Dataset entries:
☆ ☆ ☆ ☆ ☆ ☆ ☆
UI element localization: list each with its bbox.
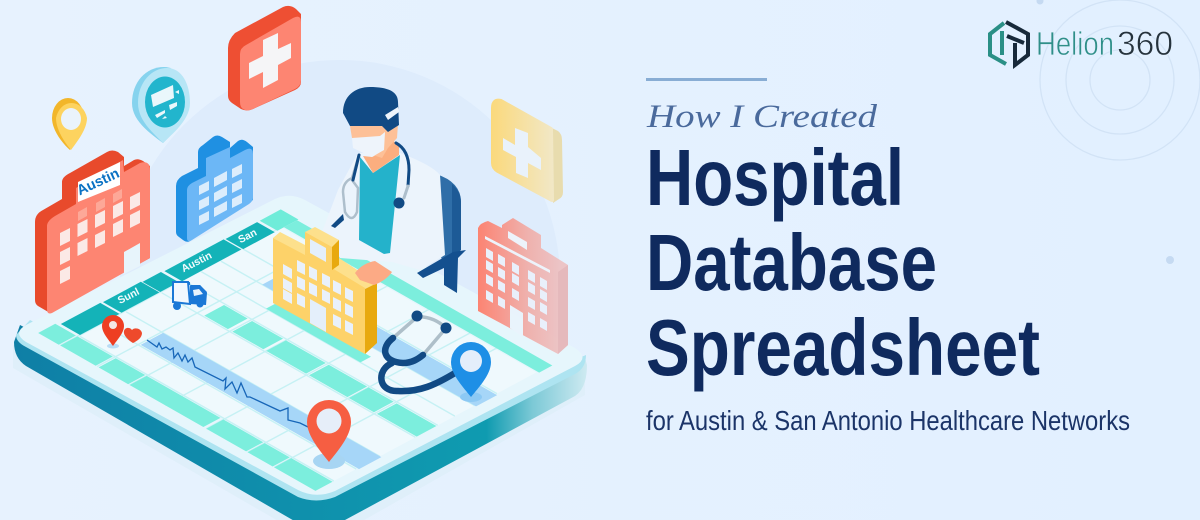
- cells: [80, 228, 536, 481]
- windows: [283, 260, 353, 335]
- windows: [486, 248, 547, 331]
- tower window: [310, 239, 326, 262]
- hair: [343, 87, 399, 132]
- grid lines: [60, 220, 550, 491]
- header labels: Sunl: [116, 286, 142, 307]
- isometric spreadsheet board: [13, 196, 587, 520]
- subtitle: for Austin & San Antonio Healthcare Networks: [646, 405, 1130, 436]
- sleeve cuff: [331, 214, 344, 228]
- neck stethoscope: [343, 143, 409, 218]
- neck: [363, 138, 399, 173]
- board side: [14, 325, 587, 520]
- header end cell: [260, 209, 298, 231]
- mask: [352, 132, 385, 157]
- header labels: [116, 227, 259, 307]
- red location pin: [307, 400, 351, 469]
- spreadsheet grid: [38, 206, 554, 492]
- face: [350, 124, 398, 158]
- pink hospital building: [478, 218, 568, 354]
- windows: [60, 192, 140, 284]
- header labels: Austin: [179, 250, 214, 275]
- scrubs: [359, 155, 400, 254]
- icon: red medical cross: [228, 6, 301, 110]
- mint rows: [38, 207, 552, 492]
- yellow plus sign card: [493, 101, 563, 203]
- logo: [990, 22, 1173, 65]
- faded windows: [78, 189, 122, 221]
- small red pin with heart: [102, 315, 142, 348]
- stethoscope: [381, 310, 455, 391]
- kicker: How I Created: How I Created: [646, 99, 878, 135]
- header cells: [61, 220, 275, 336]
- door: [310, 299, 326, 332]
- logo wordmark: 360: [1117, 25, 1173, 63]
- background circle behind doctor: [120, 60, 560, 500]
- blue location pin: [451, 342, 491, 402]
- blue highlighted rows: [141, 271, 497, 469]
- logo wordmark: Helion: [1036, 25, 1114, 62]
- header labels: San: [236, 227, 259, 246]
- icon: blue pin with ambulance: [132, 67, 190, 143]
- board rim: [16, 320, 586, 500]
- main title: Spreadsheet: [646, 303, 1040, 392]
- chair: [417, 174, 466, 293]
- board surface: [19, 196, 582, 495]
- Austin hospital building: [35, 150, 150, 314]
- ECG line: [147, 340, 308, 427]
- icon: yellow location pin: [52, 98, 87, 150]
- tower window: [508, 231, 527, 250]
- windows: [199, 164, 242, 225]
- Austin sign: Austin: [74, 166, 122, 199]
- doctor hand: [355, 261, 392, 285]
- board shadow: [13, 345, 585, 520]
- coat: [322, 153, 445, 270]
- logo mark: [990, 22, 1028, 65]
- decorative concentric circles: [1036, 0, 1200, 264]
- logo wordmark: [1036, 25, 1173, 63]
- heading rule: [646, 78, 767, 81]
- ambulance icon: [172, 282, 207, 310]
- yellow hospital building: [273, 227, 392, 354]
- main title: Database: [646, 218, 937, 307]
- main title: [646, 133, 1040, 392]
- doctor figure: [322, 87, 466, 293]
- cap band: [385, 107, 399, 120]
- main title: Hospital: [646, 133, 904, 222]
- door: [510, 305, 523, 337]
- roof band: [485, 236, 550, 273]
- blue hospital building: [176, 136, 253, 242]
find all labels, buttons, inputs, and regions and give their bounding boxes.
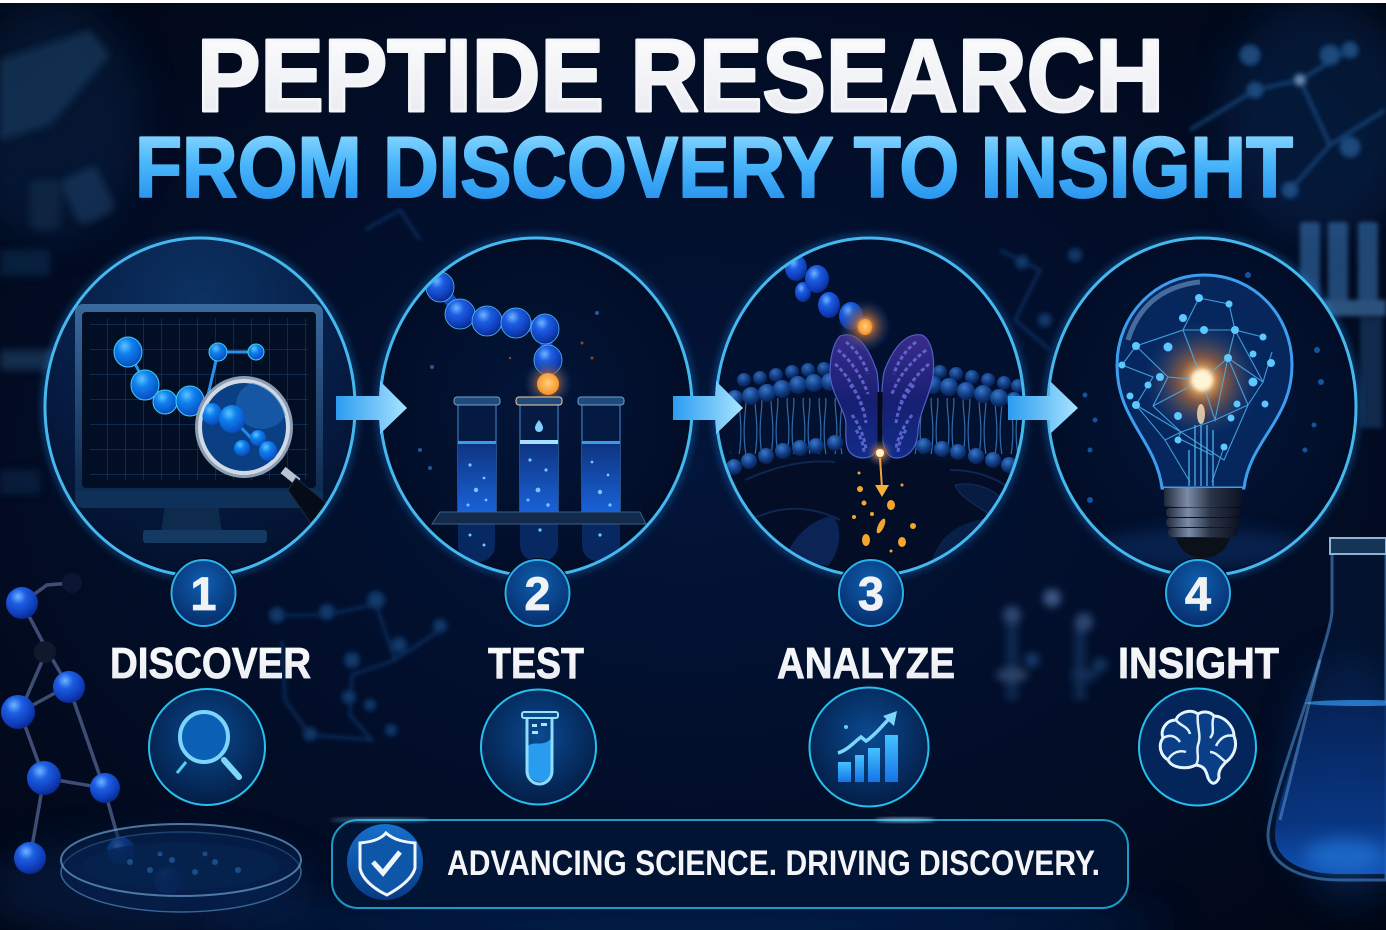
title line 1: PEPTIDE RESEARCH [197,18,1164,133]
panel: step 1 discover circle [45,238,355,576]
background: faint molecular network [270,210,1081,740]
circle rings [45,238,1356,576]
step 4 number badge [1164,558,1232,628]
panel: step 2 test circle [380,238,692,576]
floating sparks [418,311,599,470]
cell interior [726,460,1010,572]
background: blurred molecule bottom center [996,589,1107,700]
molecule on screen [114,337,264,416]
tagline panel [330,818,1128,908]
step 3 icon: rising chart [810,688,928,806]
petri dish [61,824,301,912]
panel: step 3 analyze circle [716,238,1026,580]
circle halos [45,238,1356,576]
light bulb [1117,275,1292,558]
network lines [1122,298,1272,482]
background: blurred test tubes right [1290,222,1386,428]
step 3 number badge: 3 [858,567,884,620]
step 1 number badge [170,558,238,628]
release arrow and sparks [852,439,916,552]
arrow 2 to 3 [673,381,743,434]
step 3 number badge [837,558,905,628]
tagline text: ADVANCING SCIENCE. DRIVING DISCOVERY. [447,844,1100,883]
peptide chain [785,255,891,352]
step 2 number badge: 2 [524,567,551,620]
step 2 number badge [504,558,572,628]
icon: shield [347,824,423,900]
step 4 label: INSIGHT [1118,639,1279,688]
magnifying glass [195,376,335,525]
background: blurred molecule top right [1190,43,1385,197]
lipid membrane [726,362,1025,475]
step 1 label: DISCOVER [110,639,311,688]
panel: step 4 insight circle [1048,238,1356,576]
step 3 label: ANALYZE [777,639,955,688]
step 2 icon: test tube [481,690,596,804]
arrow 3 to 4 [1008,381,1078,434]
faint nodes [1082,272,1324,503]
title [135,18,1293,216]
step 1 number badge: 1 [190,567,217,620]
arrow 1 to 2 [336,381,407,434]
network nodes [1118,294,1275,450]
step 4 number badge: 4 [1185,567,1211,620]
monitor [75,304,323,543]
ion channel protein [830,335,934,458]
test tubes and rack [432,397,646,562]
step 4 icon: brain [1139,688,1256,806]
step 2 label: TEST [488,639,584,688]
step 1 icon: magnifier [149,689,265,805]
flask bottom right [1268,538,1386,880]
background: blurred microscope [0,30,117,494]
peptide chain [426,272,572,407]
molecule: bottom left [1,573,182,894]
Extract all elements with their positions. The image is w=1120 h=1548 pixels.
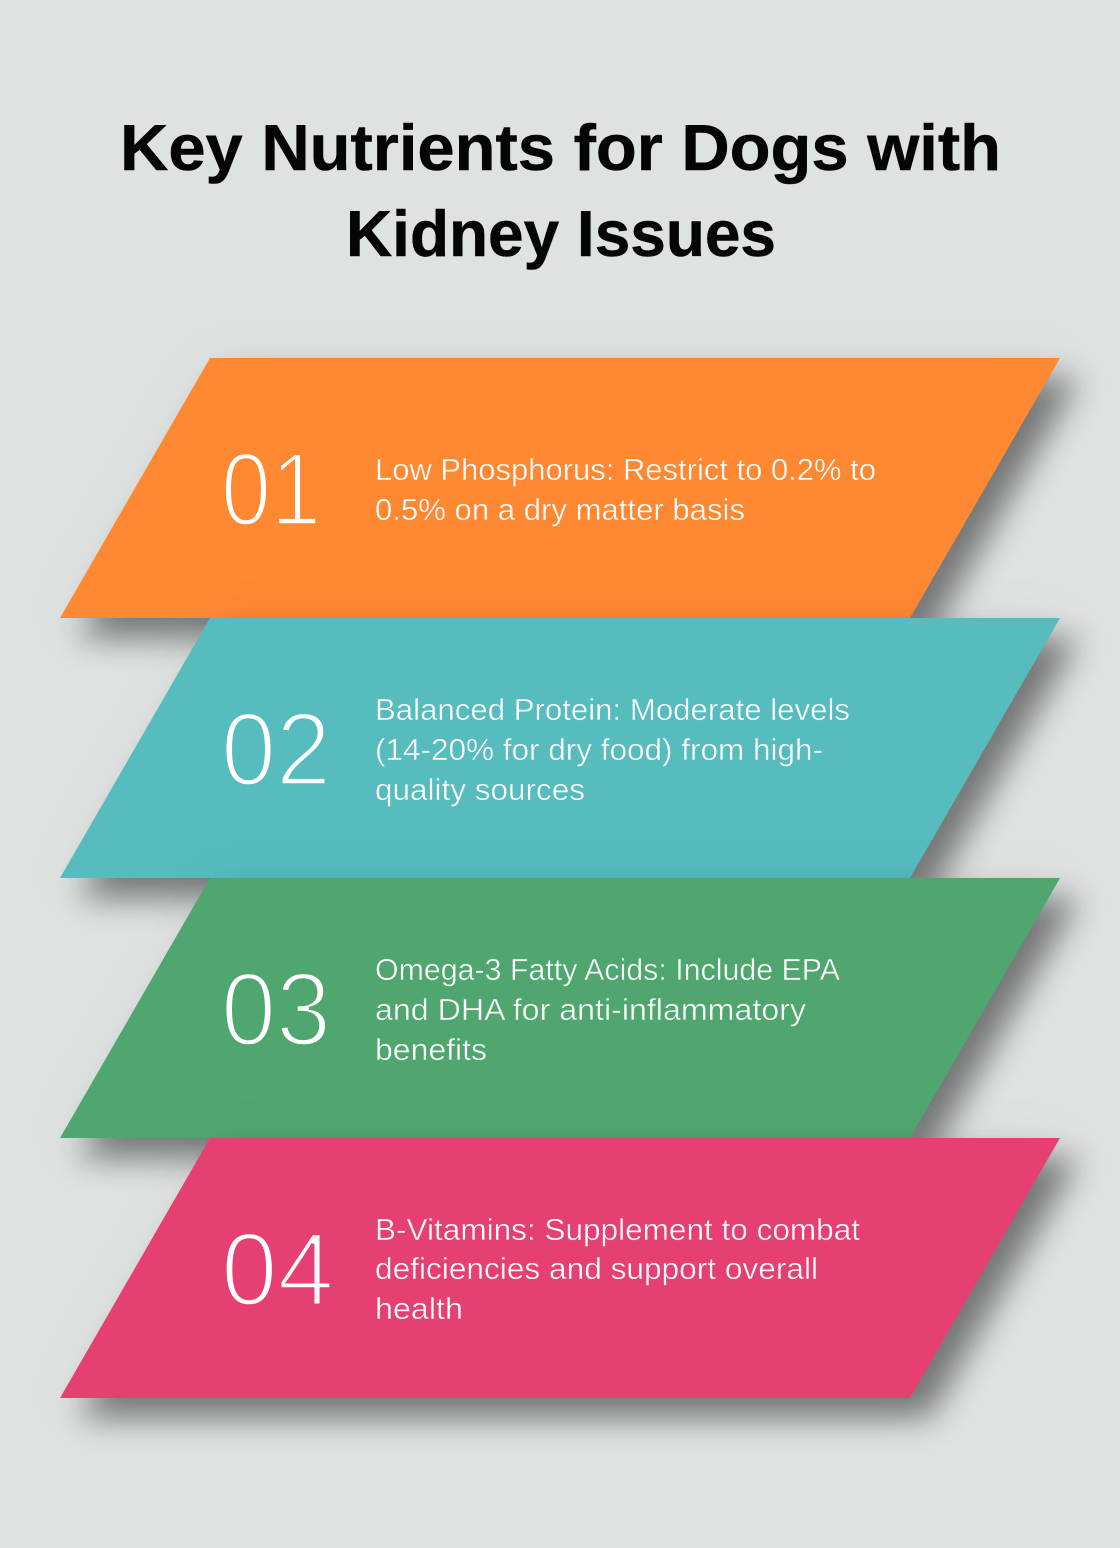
text: low phosphorus description: 0.5% on a dry matter basis	[375, 492, 745, 527]
panel: 03 omega-3 fatty acids	[60, 878, 1060, 1138]
text: b-vitamins description: deficiencies and support overall	[375, 1251, 818, 1286]
text: omega-3 description	[375, 952, 840, 1067]
text: b-vitamins description: B-Vitamins: Supplement to combat	[375, 1212, 860, 1247]
text: omega-3 description: and DHA for anti-inflammatory	[375, 992, 807, 1027]
text: b-vitamins description	[375, 1212, 860, 1326]
panel: 03 omega-3 fatty acids: 03	[221, 952, 331, 1068]
panel: 01 low phosphorus	[60, 358, 1060, 618]
title: Kidney Issues	[346, 197, 776, 270]
panel: 01 low phosphorus: 01	[221, 432, 321, 548]
panel: 04 b-vitamins: 04	[221, 1212, 334, 1328]
text: omega-3 description: benefits	[375, 1032, 487, 1067]
text: balanced protein description: (14-20% for dry food) from high-	[375, 732, 823, 767]
text: low phosphorus description: Low Phosphorus: Restrict to 0.2% to	[375, 452, 876, 487]
title	[120, 111, 1001, 270]
text: balanced protein description	[375, 692, 850, 807]
panel: 04 b-vitamins	[60, 1138, 1060, 1398]
panel: 02 balanced protein: 02	[221, 692, 331, 808]
text: b-vitamins description: health	[375, 1291, 463, 1326]
text: balanced protein description: Balanced Protein: Moderate levels	[375, 692, 850, 727]
text: low phosphorus description	[375, 452, 876, 527]
text: balanced protein description: quality sources	[375, 772, 585, 807]
panel: 02 balanced protein	[60, 618, 1060, 878]
title: Key Nutrients for Dogs with	[120, 111, 1001, 184]
text: omega-3 description: Omega-3 Fatty Acids: Include EPA	[375, 952, 840, 987]
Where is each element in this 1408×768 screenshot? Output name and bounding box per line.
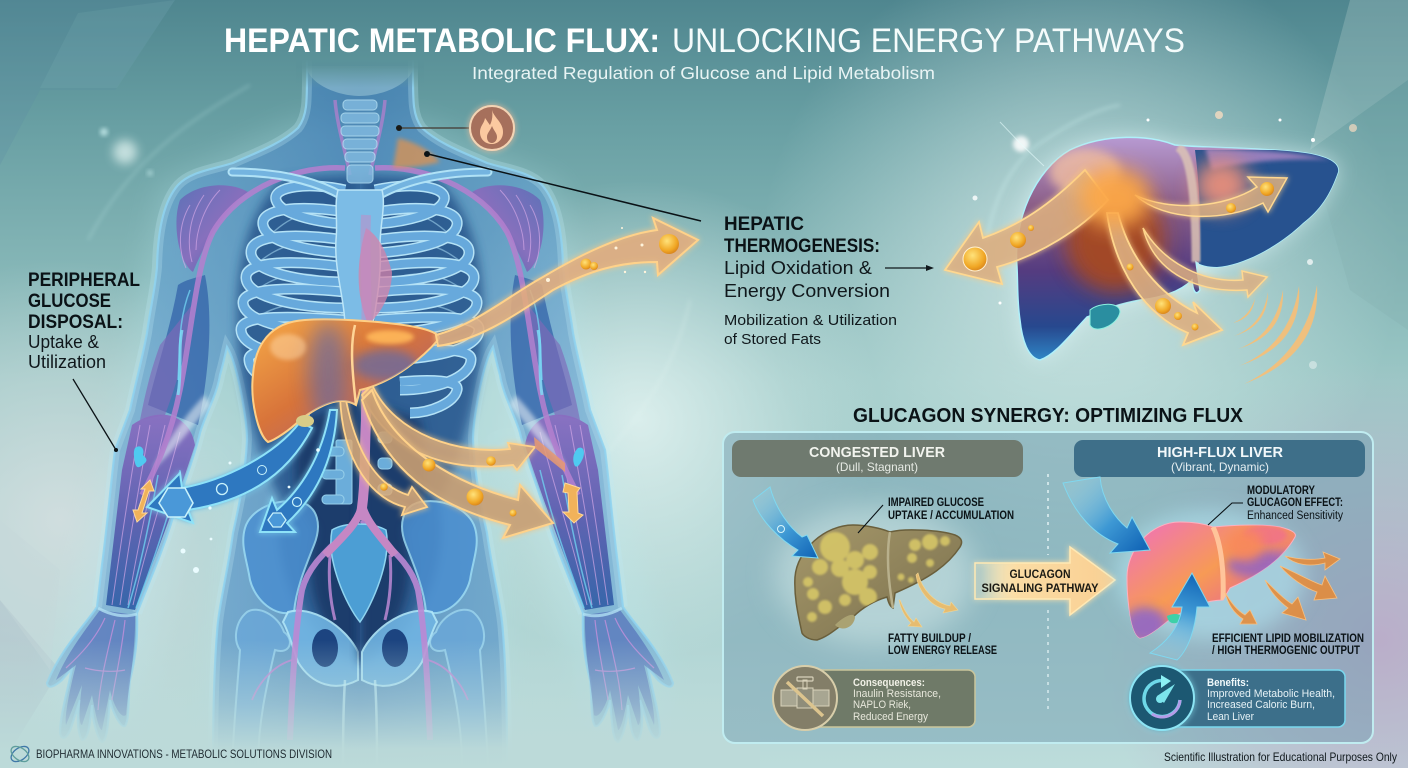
sternum [336,190,383,330]
left arm exchange arrow [133,480,154,522]
callout: modulatory leader [1208,503,1243,525]
right arm exchange arrow [563,483,583,523]
consequences box: NAPLO Riek, [853,699,911,711]
aorta [360,330,367,520]
arrow: low energy release 2 [899,600,922,627]
right half of body [360,60,673,766]
label: fatty buildup [888,633,997,657]
glucose arrow to hip [260,410,337,532]
aorta upper [365,215,367,330]
chin [306,66,414,96]
arrow: glucose rising into high-flux liver [1150,573,1210,660]
congested liver illustration [775,505,975,645]
small liver [252,319,439,442]
upper highlight [1049,148,1121,196]
body outer glow [50,120,670,745]
text block: peripheral glucose disposal: Utilization [28,352,106,372]
sacrum [331,524,387,622]
right lobe highlight [1194,159,1250,211]
header: high-flux liver: HIGH-FLUX LIVER [1157,445,1284,461]
icon: metabolic gauge [1130,666,1194,730]
header: high-flux liver [1074,440,1365,477]
right lobe base [1195,150,1338,267]
label: efficient lipid mobilization [1212,633,1364,657]
left half of body [47,60,360,766]
human body figure [0,58,760,768]
gallbladder [835,615,855,629]
gallbladder [1090,304,1120,329]
label: modulatory glucagon effect: MODULATORY [1247,485,1315,497]
text block: hepatic thermogenesis: of Stored Fats [724,331,821,348]
right tendon [534,437,565,472]
right lobe top band [1205,148,1330,170]
benefits box [1130,666,1345,730]
footer: company: BIOPHARMA INNOVATIONS - METABOLIC SOLUTIONS DIVISION [36,747,332,761]
benefits box: Lean Liver [1207,711,1254,723]
label: impaired glucose: UPTAKE / ACCUMULATION [888,510,1014,522]
cervical spine [341,100,379,183]
arrow out right [1143,228,1267,297]
hepatic core glow [1079,167,1151,227]
text block: peripheral glucose disposal: DISPOSAL: [28,312,123,333]
panel: glucagon synergy comparison [723,432,1373,743]
consequences box [773,666,975,730]
large liver illustration [945,105,1357,384]
neck top fade [296,58,424,88]
icon: company logo [8,743,32,765]
label: modulatory glucagon effect: Enhanced Sensitivity [1247,510,1343,522]
title [224,22,1185,60]
label: fatty buildup: LOW ENERGY RELEASE [888,645,997,657]
text block: hepatic thermogenesis: Mobilization & Utilization [724,312,897,329]
text block: peripheral glucose disposal: Uptake & [28,332,99,352]
text block: hepatic thermogenesis: Lipid Oxidation & [724,257,873,278]
consequences box: Consequences: [853,677,925,689]
callout: peripheral leader line [73,379,118,452]
label: impaired glucose: IMPAIRED GLUCOSE [888,497,984,509]
heat waves [1233,285,1317,384]
text block: hepatic thermogenesis: HEPATIC [724,214,804,235]
arrow: glucagon signaling pathway: GLUCAGON [1010,567,1070,581]
left lobe center [1065,188,1165,292]
benefits box: Improved Metabolic Health, [1207,688,1335,700]
arrow: glucagon signaling pathway: SIGNALING PATHWAY [982,581,1098,595]
bottom fade [0,640,760,768]
label: fatty buildup: FATTY BUILDUP / [888,633,972,645]
consequences box: Inaulin Resistance, [853,688,941,700]
arrow: glucose entering congested liver [753,487,818,558]
label: modulatory glucagon effect: GLUCAGON EFFECT: [1247,497,1343,509]
brown fat patch [393,138,440,168]
particles [180,448,320,573]
lipid arrow to right forearm [362,390,553,538]
lumbar spine [322,432,392,504]
gallbladder [1167,614,1181,623]
title: HEPATIC METABOLIC FLUX: [224,22,660,60]
consequences box: Reduced Energy [853,711,928,723]
callout: impaired glucose leader [858,505,883,533]
label: impaired glucose [888,497,1014,522]
lipid arrow to hip [340,395,427,515]
arrow out left [945,170,1108,284]
arrow: glucose entering high-flux liver [1063,477,1150,553]
header: high-flux liver: (Vibrant, Dynamic) [1171,460,1269,474]
right arm glucose marker [573,448,584,467]
label: efficient lipid mobilization: / HIGH THERMOGENIC OUTPUT [1212,645,1360,657]
header: congested liver: (Dull, Stagnant) [836,460,918,474]
callout: thermogenesis leader line [424,151,701,221]
arrow: glucagon signaling pathway [975,547,1115,615]
left arm glucose marker [134,446,146,467]
label: efficient lipid mobilization: EFFICIENT LIPID MOBILIZATION [1212,633,1364,645]
benefits box: Increased Caloric Burn, [1207,699,1315,711]
high-flux liver illustration [1115,510,1305,643]
icon: blocked valve [773,666,837,730]
lipid arrow to right elbow [362,385,535,470]
lipid arrow to thermogenesis [436,218,698,346]
arrows: lipid output [1225,552,1340,624]
sparkle and halo [985,105,1120,270]
title: UNLOCKING ENERGY PATHWAYS [672,22,1185,60]
text block: peripheral glucose disposal: PERIPHERAL [28,270,140,291]
benefits box: Benefits: [1207,677,1249,689]
liver glow [1017,137,1338,360]
text block: peripheral glucose disposal [28,270,140,372]
divider [1047,474,1049,555]
heart [359,228,392,324]
arrow: low energy release 1 [916,573,958,613]
heading: glucagon synergy: GLUCAGON SYNERGY: OPTIMIZING FLUX [853,405,1244,427]
falciform ligament [1178,147,1196,262]
arrow: text to liver [885,265,934,271]
aorta bifurcation [325,505,395,555]
text block: hepatic thermogenesis [724,214,897,348]
header: congested liver [732,440,1023,477]
falciform [888,532,893,608]
callout: flame leader line [396,125,470,131]
header: congested liver: CONGESTED LIVER [809,445,946,461]
text block: hepatic thermogenesis: Energy Conversion [724,280,890,301]
text block: peripheral glucose disposal: GLUCOSE [28,291,111,312]
text block: hepatic thermogenesis: THERMOGENESIS: [724,236,880,257]
arrow out lower right [1107,213,1222,345]
subtitle: Integrated Regulation of Glucose and Lipid Metabolism [472,63,935,83]
label: modulatory glucagon effect [1247,485,1343,522]
sparkles [972,111,1357,369]
icon: flame [470,106,514,150]
liver shape [1017,137,1338,360]
glucose arrow to left arm [147,422,312,523]
arrow out upper right [1135,177,1287,216]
☆ ☆ ☆ ☆ ☆ ☆ ☆
- **Problem requirements**
Could you please give the number of lines in the data above that contain the word "heart"? Only the number is needed.

- **Answer area**
2